BEGIN PROVIDED RECORDS

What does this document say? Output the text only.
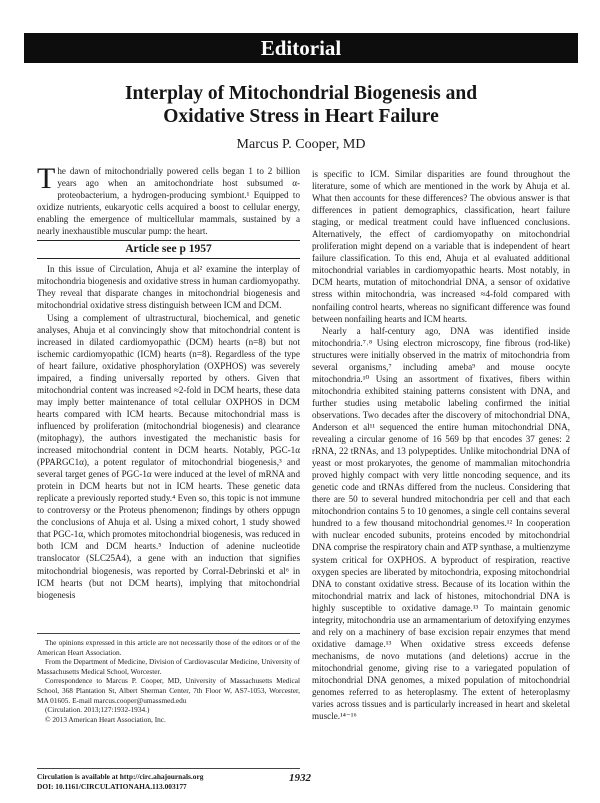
Editorial
Interplay of Mitochondrial Biogenesis and
Oxidative Stress in Heart Failure
Marcus P. Cooper, MD

The dawn of mitochondrially powered cells began 1 to 2 billion years ago when an amitochondriate host subsumed α-proteobacterium, a hydrogen-producing symbiont.¹ Equipped to oxidize nutrients, eukaryotic cells acquired a boost to cellular energy, enabling the emergence of multicellular mammals, sustained by a nearly inexhaustible muscular pump: the heart.

Article see p 1957

In this issue of Circulation, Ahuja et al² examine the interplay of mitochondria biogenesis and oxidative stress in human cardiomyopathy. They reveal that disparate changes in mitochondrial biogenesis and mitochondrial oxidative stress distinguish between ICM and DCM.

Using a complement of ultrastructural, biochemical, and genetic analyses, Ahuja et al convincingly show that mitochondrial content is increased in dilated cardiomyopathic (DCM) hearts (n=8) but not ischemic cardiomyopathic (ICM) hearts (n=8). Regardless of the type of heart failure, oxidative phosphorylation (OXPHOS) was severely impaired, a finding universally reported by others. Given that mitochondrial content was increased ≈2-fold in DCM hearts, these data may imply better maintenance of total cellular OXPHOS in DCM hearts compared with ICM hearts. Because mitochondrial mass is influenced by proliferation (mitochondrial biogenesis) and clearance (mitophagy), the authors investigated the mechanistic basis for increased mitochondrial content in DCM hearts. Notably, PGC-1α (PPARGC1α), a potent regulator of mitochondrial biogenesis,³ and several target genes of PGC-1α were induced at the level of mRNA and protein in DCM hearts but not in ICM hearts. These genetic data replicate a previously reported study.⁴ Even so, this topic is not immune to controversy or the Proteus phenomenon; findings by others oppugn the conclusions of Ahuja et al. Using a mixed cohort, 1 study showed that PGC-1α, which promotes mitochondrial biogenesis, was reduced in both ICM and DCM hearts.⁵ Induction of adenine nucleotide translocator (SLC25A4), a gene with an induction that signifies mitochondrial biogenesis, was reported by Corral-Debrinski et al⁶ in ICM hearts (but not DCM hearts), implying that mitochondrial biogenesis

is specific to ICM. Similar disparities are found throughout the literature, some of which are mentioned in the work by Ahuja et al. What then accounts for these differences? The obvious answer is that differences in patient demographics, classification, heart failure staging, or medical treatment could have influenced conclusions. Alternatively, the effect of cardiomyopathy on mitochondrial proliferation might depend on a variable that is independent of heart failure classification. To this end, Ahuja et al evaluated additional mitochondrial variables in cardiomyopathic hearts. Most notably, in DCM hearts, mutation of mitochondrial DNA, a sensor of oxidative stress within mitochondria, was increased ≈4-fold compared with nonfailing control hearts, whereas no significant difference was found between nonfailing hearts and ICM hearts.

Nearly a half-century ago, DNA was identified inside mitochondria.⁷˒⁸ Using electron microscopy, fine fibrous (rod-like) structures were initially observed in the matrix of mitochondria from several organisms,⁷ including ameba⁹ and mouse oocyte mitochondria.¹⁰ Using an assortment of fixatives, fibers within mitochondria exhibited staining patterns consistent with DNA, and further studies using metabolic labeling confirmed the initial observations. Two decades after the discovery of mitochondrial DNA, Anderson et al¹¹ sequenced the entire human mitochondrial DNA, revealing a circular genome of 16 569 bp that encodes 37 genes: 2 rRNA, 22 tRNAs, and 13 polypeptides. Unlike mitochondrial DNA of yeast or most prokaryotes, the genome of mammalian mitochondria proved highly compact with very little noncoding sequence, and its genetic code and tRNAs differed from the nucleus. Considering that there are 50 to several hundred mitochondria per cell and that each mitochondrion contains 5 to 10 genomes, a single cell contains several hundred to a few thousand mitochondrial genomes.¹² In cooperation with nuclear encoded subunits, proteins encoded by mitochondrial DNA comprise the respiratory chain and ATP synthase, a multienzyme system critical for OXPHOS. A byproduct of respiration, reactive oxygen species are liberated by mitochondria, exposing mitochondrial DNA to constant oxidative stress. Because of its location within the mitochondrial matrix and lack of histones, mitochondrial DNA is highly susceptible to oxidative damage.¹³ To maintain genomic integrity, mitochondria use an armamentarium of detoxifying enzymes and rely on a machinery of base excision repair enzymes that mend oxidative damage.¹³ When oxidative stress exceeds defense mechanisms, de novo mutations (and deletions) accrue in the mitochondrial genome, giving rise to a variegated population of mitochondrial DNA genomes, a mixed population of mitochondrial genomes referred to as heteroplasmy. The extent of heteroplasmy varies across tissues and is particularly increased in heart and skeletal muscle.¹⁴⁻¹⁶

The opinions expressed in this article are not necessarily those of the editors or of the American Heart Association.

From the Department of Medicine, Division of Cardiovascular Medicine, University of Massachusetts Medical School, Worcester.

Correspondence to Marcus P. Cooper, MD, University of Massachusetts Medical School, 368 Plantation St, Albert Sherman Center, 7th Floor W, AS7-1053, Worcester, MA 01605. E-mail marcus.cooper@umassmed.edu

(Circulation. 2013;127:1932-1934.)

© 2013 American Heart Association, Inc.

Circulation is available at http://circ.ahajournals.org
DOI: 10.1161/CIRCULATIONAHA.113.003177
1932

END PROVIDED RECORDS

EXERCISE OBJECTIVE – For the string "Marcus", state how many lines in the listing contain it, and give no other words.

RESULT OF THIS TASK – 2